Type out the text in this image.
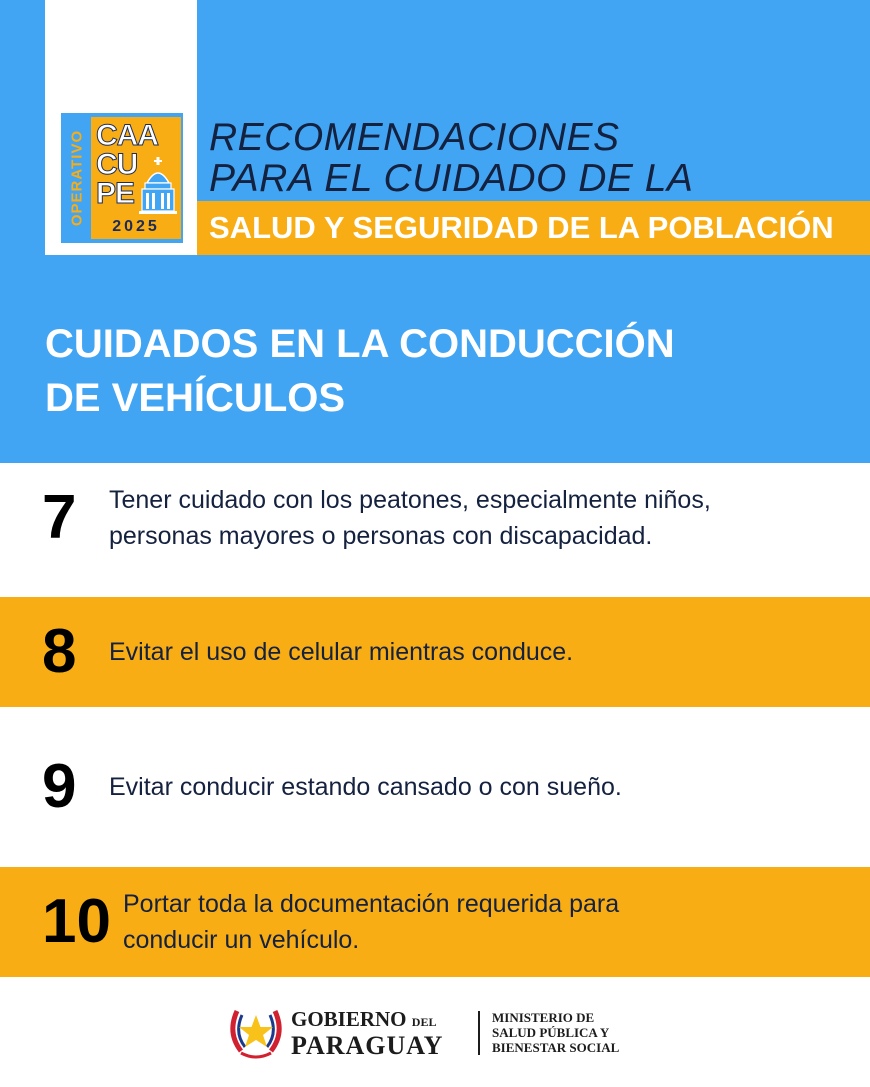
OPERATIVO CAA
CU
PE
2025
RECOMENDACIONES
PARA EL CUIDADO DE LA
SALUD Y SEGURIDAD DE LA POBLACIÓN
CUIDADOS EN LA CONDUCCIÓN
DE VEHÍCULOS
7 Tener cuidado con los peatones, especialmente niños,
personas mayores o personas con discapacidad.
8 Evitar el uso de celular mientras conduce.
9 Evitar conducir estando cansado o con sueño.
10 Portar toda la documentación requerida para
conducir un vehículo.
GOBIERNO DEL
PARAGUAY
MINISTERIO DE
SALUD PÚBLICA Y
BIENESTAR SOCIAL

———

▶ GOAL: Copy every line of the records above that contains "Evitar".

▶ FULL ANSWER:
8 Evitar el uso de celular mientras conduce.
9 Evitar conducir estando cansado o con sueño.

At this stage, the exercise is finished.